>>>>
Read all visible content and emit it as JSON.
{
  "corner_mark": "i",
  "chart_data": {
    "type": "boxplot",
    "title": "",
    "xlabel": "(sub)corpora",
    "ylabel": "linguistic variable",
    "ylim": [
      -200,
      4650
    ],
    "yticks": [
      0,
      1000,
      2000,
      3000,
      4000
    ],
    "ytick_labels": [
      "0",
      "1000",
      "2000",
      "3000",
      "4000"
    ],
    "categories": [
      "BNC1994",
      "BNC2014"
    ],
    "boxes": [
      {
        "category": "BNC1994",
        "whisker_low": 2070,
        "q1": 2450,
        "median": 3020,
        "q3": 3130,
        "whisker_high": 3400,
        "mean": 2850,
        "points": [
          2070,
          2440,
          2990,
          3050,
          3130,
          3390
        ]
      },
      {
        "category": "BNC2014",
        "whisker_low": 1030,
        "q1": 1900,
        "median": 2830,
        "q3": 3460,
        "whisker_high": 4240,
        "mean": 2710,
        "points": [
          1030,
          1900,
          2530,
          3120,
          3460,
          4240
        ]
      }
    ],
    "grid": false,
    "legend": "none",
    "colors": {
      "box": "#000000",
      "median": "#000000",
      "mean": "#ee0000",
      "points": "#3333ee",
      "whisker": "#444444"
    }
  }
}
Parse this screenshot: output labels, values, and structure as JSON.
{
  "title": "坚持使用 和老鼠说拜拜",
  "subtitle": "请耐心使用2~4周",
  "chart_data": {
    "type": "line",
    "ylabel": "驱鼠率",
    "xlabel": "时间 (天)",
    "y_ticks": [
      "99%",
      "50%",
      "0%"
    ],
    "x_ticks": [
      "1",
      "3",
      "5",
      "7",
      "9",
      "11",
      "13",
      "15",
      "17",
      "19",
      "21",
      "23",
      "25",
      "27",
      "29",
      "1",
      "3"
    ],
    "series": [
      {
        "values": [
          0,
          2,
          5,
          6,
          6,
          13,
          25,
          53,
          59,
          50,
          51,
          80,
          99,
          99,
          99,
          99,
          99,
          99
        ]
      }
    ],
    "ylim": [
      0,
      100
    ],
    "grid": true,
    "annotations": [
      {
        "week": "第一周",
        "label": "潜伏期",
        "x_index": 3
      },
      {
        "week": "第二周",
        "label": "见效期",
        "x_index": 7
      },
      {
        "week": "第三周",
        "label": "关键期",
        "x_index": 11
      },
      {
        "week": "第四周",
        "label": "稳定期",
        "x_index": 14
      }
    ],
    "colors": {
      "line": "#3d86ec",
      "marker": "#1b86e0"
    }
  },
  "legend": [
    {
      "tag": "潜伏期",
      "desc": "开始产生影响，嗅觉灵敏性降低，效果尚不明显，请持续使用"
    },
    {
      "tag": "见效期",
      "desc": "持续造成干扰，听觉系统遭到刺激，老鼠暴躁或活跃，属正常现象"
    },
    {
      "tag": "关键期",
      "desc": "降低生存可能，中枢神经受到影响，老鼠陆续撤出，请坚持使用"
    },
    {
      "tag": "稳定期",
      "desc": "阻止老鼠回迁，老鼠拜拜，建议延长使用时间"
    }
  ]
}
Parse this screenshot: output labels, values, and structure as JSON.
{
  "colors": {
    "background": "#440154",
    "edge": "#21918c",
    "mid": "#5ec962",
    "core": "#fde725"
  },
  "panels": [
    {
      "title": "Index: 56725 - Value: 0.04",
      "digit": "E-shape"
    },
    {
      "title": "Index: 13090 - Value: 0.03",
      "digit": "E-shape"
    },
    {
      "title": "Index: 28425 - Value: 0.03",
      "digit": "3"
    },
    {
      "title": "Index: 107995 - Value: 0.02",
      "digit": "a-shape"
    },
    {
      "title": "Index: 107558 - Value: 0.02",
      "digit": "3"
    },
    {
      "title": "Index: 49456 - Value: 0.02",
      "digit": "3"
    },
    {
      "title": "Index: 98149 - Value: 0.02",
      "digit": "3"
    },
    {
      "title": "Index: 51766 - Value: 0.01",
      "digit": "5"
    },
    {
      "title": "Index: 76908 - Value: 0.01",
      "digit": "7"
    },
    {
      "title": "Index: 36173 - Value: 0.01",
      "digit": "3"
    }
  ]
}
<<<<
» **Aim of the task**:
Your task is to give the records above again, exactly.

» **Result**:
Read all visible content and emit it as JSON.
{
  "corner_mark": "i",
  "chart_data": {
    "type": "boxplot",
    "title": "",
    "xlabel": "(sub)corpora",
    "ylabel": "linguistic variable",
    "ylim": [
      -200,
      4650
    ],
    "yticks": [
      0,
      1000,
      2000,
      3000,
      4000
    ],
    "ytick_labels": [
      "0",
      "1000",
      "2000",
      "3000",
      "4000"
    ],
    "categories": [
      "BNC1994",
      "BNC2014"
    ],
    "boxes": [
      {
        "category": "BNC1994",
        "whisker_low": 2070,
        "q1": 2450,
        "median": 3020,
        "q3": 3130,
        "whisker_high": 3400,
        "mean": 2850,
        "points": [
          2070,
          2440,
          2990,
          3050,
          3130,
          3390
        ]
      },
      {
        "category": "BNC2014",
        "whisker_low": 1030,
        "q1": 1900,
        "median": 2830,
        "q3": 3460,
        "whisker_high": 4240,
        "mean": 2710,
        "points": [
          1030,
          1900,
          2530,
          3120,
          3460,
          4240
        ]
      }
    ],
    "grid": false,
    "legend": "none",
    "colors": {
      "box": "#000000",
      "median": "#000000",
      "mean": "#ee0000",
      "points": "#3333ee",
      "whisker": "#444444"
    }
  }
}
Parse this screenshot: output labels, values, and structure as JSON.
{
  "title": "坚持使用 和老鼠说拜拜",
  "subtitle": "请耐心使用2~4周",
  "chart_data": {
    "type": "line",
    "ylabel": "驱鼠率",
    "xlabel": "时间 (天)",
    "y_ticks": [
      "99%",
      "50%",
      "0%"
    ],
    "x_ticks": [
      "1",
      "3",
      "5",
      "7",
      "9",
      "11",
      "13",
      "15",
      "17",
      "19",
      "21",
      "23",
      "25",
      "27",
      "29",
      "1",
      "3"
    ],
    "series": [
      {
        "values": [
          0,
          2,
          5,
          6,
          6,
          13,
          25,
          53,
          59,
          50,
          51,
          80,
          99,
          99,
          99,
          99,
          99,
          99
        ]
      }
    ],
    "ylim": [
      0,
      100
    ],
    "grid": true,
    "annotations": [
      {
        "week": "第一周",
        "label": "潜伏期",
        "x_index": 3
      },
      {
        "week": "第二周",
        "label": "见效期",
        "x_index": 7
      },
      {
        "week": "第三周",
        "label": "关键期",
        "x_index": 11
      },
      {
        "week": "第四周",
        "label": "稳定期",
        "x_index": 14
      }
    ],
    "colors": {
      "line": "#3d86ec",
      "marker": "#1b86e0"
    }
  },
  "legend": [
    {
      "tag": "潜伏期",
      "desc": "开始产生影响，嗅觉灵敏性降低，效果尚不明显，请持续使用"
    },
    {
      "tag": "见效期",
      "desc": "持续造成干扰，听觉系统遭到刺激，老鼠暴躁或活跃，属正常现象"
    },
    {
      "tag": "关键期",
      "desc": "降低生存可能，中枢神经受到影响，老鼠陆续撤出，请坚持使用"
    },
    {
      "tag": "稳定期",
      "desc": "阻止老鼠回迁，老鼠拜拜，建议延长使用时间"
    }
  ]
}
Parse this screenshot: output labels, values, and structure as JSON.
{
  "colors": {
    "background": "#440154",
    "edge": "#21918c",
    "mid": "#5ec962",
    "core": "#fde725"
  },
  "panels": [
    {
      "title": "Index: 56725 - Value: 0.04",
      "digit": "E-shape"
    },
    {
      "title": "Index: 13090 - Value: 0.03",
      "digit": "E-shape"
    },
    {
      "title": "Index: 28425 - Value: 0.03",
      "digit": "3"
    },
    {
      "title": "Index: 107995 - Value: 0.02",
      "digit": "a-shape"
    },
    {
      "title": "Index: 107558 - Value: 0.02",
      "digit": "3"
    },
    {
      "title": "Index: 49456 - Value: 0.02",
      "digit": "3"
    },
    {
      "title": "Index: 98149 - Value: 0.02",
      "digit": "3"
    },
    {
      "title": "Index: 51766 - Value: 0.01",
      "digit": "5"
    },
    {
      "title": "Index: 76908 - Value: 0.01",
      "digit": "7"
    },
    {
      "title": "Index: 36173 - Value: 0.01",
      "digit": "3"
    }
  ]
}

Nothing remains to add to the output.